[Figure collection entries]
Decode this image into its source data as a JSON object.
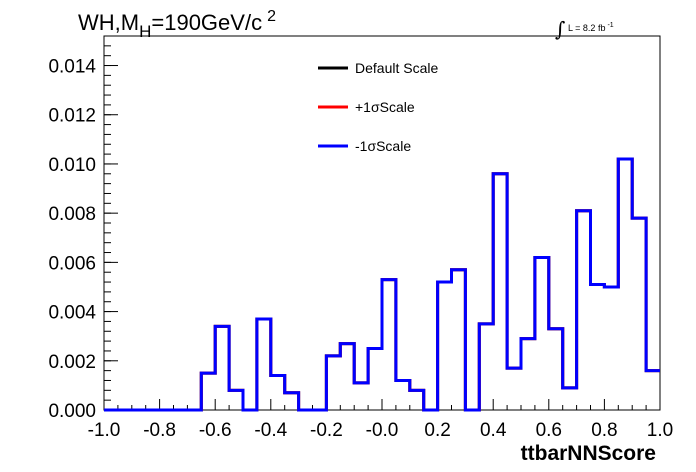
{
  "chart_data": {
    "type": "line",
    "title_main": "WH,M",
    "title_sub": "H",
    "title_rest": "=190GeV/c",
    "title_sup": "2",
    "lumi_prefix": "L = 8.2 fb",
    "lumi_sup": "-1",
    "xlabel": "ttbarNNScore",
    "ylabel": "",
    "xlim": [
      -1.0,
      1.0
    ],
    "ylim": [
      0.0,
      0.0152
    ],
    "x_ticks": [
      "-1.0",
      "-0.8",
      "-0.6",
      "-0.4",
      "-0.2",
      "-0.0",
      "0.2",
      "0.4",
      "0.6",
      "0.8",
      "1.0"
    ],
    "y_ticks": [
      "0.000",
      "0.002",
      "0.004",
      "0.006",
      "0.008",
      "0.010",
      "0.012",
      "0.014"
    ],
    "legend": [
      {
        "label": "Default Scale",
        "color": "#000000"
      },
      {
        "label": "+1σScale",
        "color": "#ff0000"
      },
      {
        "label": "-1σScale",
        "color": "#0000ff"
      }
    ],
    "bin_edges": [
      -1.0,
      -0.95,
      -0.9,
      -0.85,
      -0.8,
      -0.75,
      -0.7,
      -0.65,
      -0.6,
      -0.55,
      -0.5,
      -0.45,
      -0.4,
      -0.35,
      -0.3,
      -0.25,
      -0.2,
      -0.15,
      -0.1,
      -0.05,
      0.0,
      0.05,
      0.1,
      0.15,
      0.2,
      0.25,
      0.3,
      0.35,
      0.4,
      0.45,
      0.5,
      0.55,
      0.6,
      0.65,
      0.7,
      0.75,
      0.8,
      0.85,
      0.9,
      0.95,
      1.0
    ],
    "values": [
      0.0,
      0.0,
      0.0,
      0.0,
      0.0,
      0.0,
      0.0,
      0.0015,
      0.0034,
      0.0008,
      0.0,
      0.0037,
      0.0014,
      0.0007,
      0.0,
      0.0,
      0.0022,
      0.0027,
      0.0011,
      0.0025,
      0.0053,
      0.0012,
      0.0008,
      0.0,
      0.0052,
      0.0057,
      0.0,
      0.0035,
      0.0096,
      0.0017,
      0.0029,
      0.0062,
      0.0033,
      0.0009,
      0.0081,
      0.0051,
      0.005,
      0.0102,
      0.0078,
      0.0016
    ],
    "series_colors": {
      "default": "#000000",
      "plus": "#ff0000",
      "minus": "#0000ff"
    }
  }
}
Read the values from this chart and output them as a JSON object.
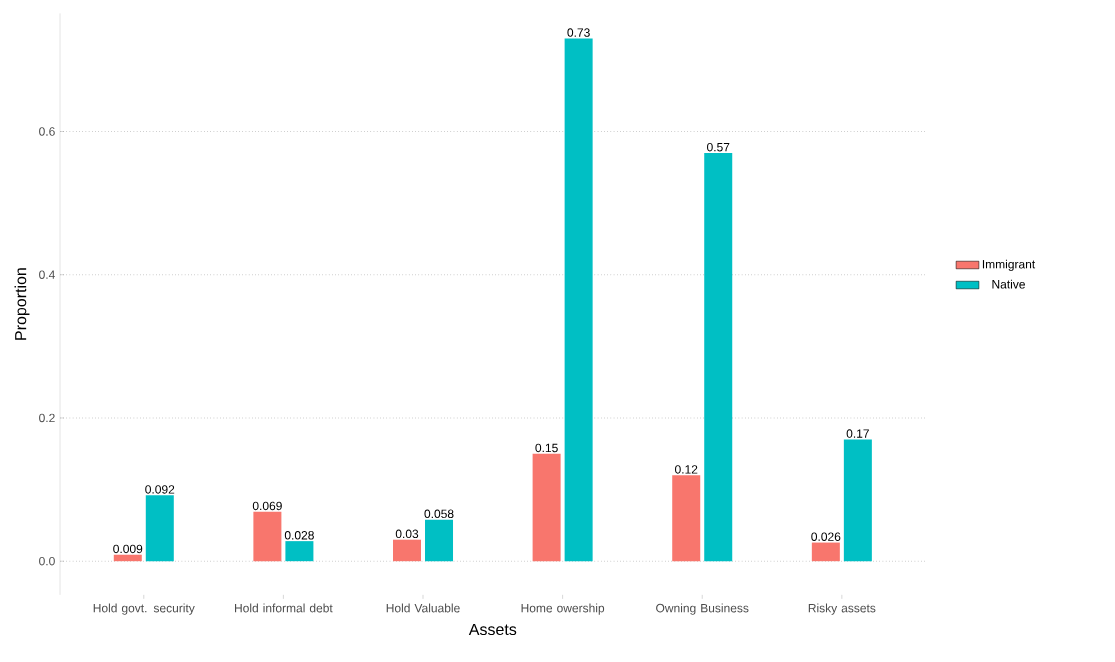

● **WHAT IS BEING ASKED**
Which lines include the word "object"? List them all.

● **SOLUTION TO THIS PROBLEM**
Decode this image into its source data as a JSON object.
Read the values from this chart and output them as a JSON object.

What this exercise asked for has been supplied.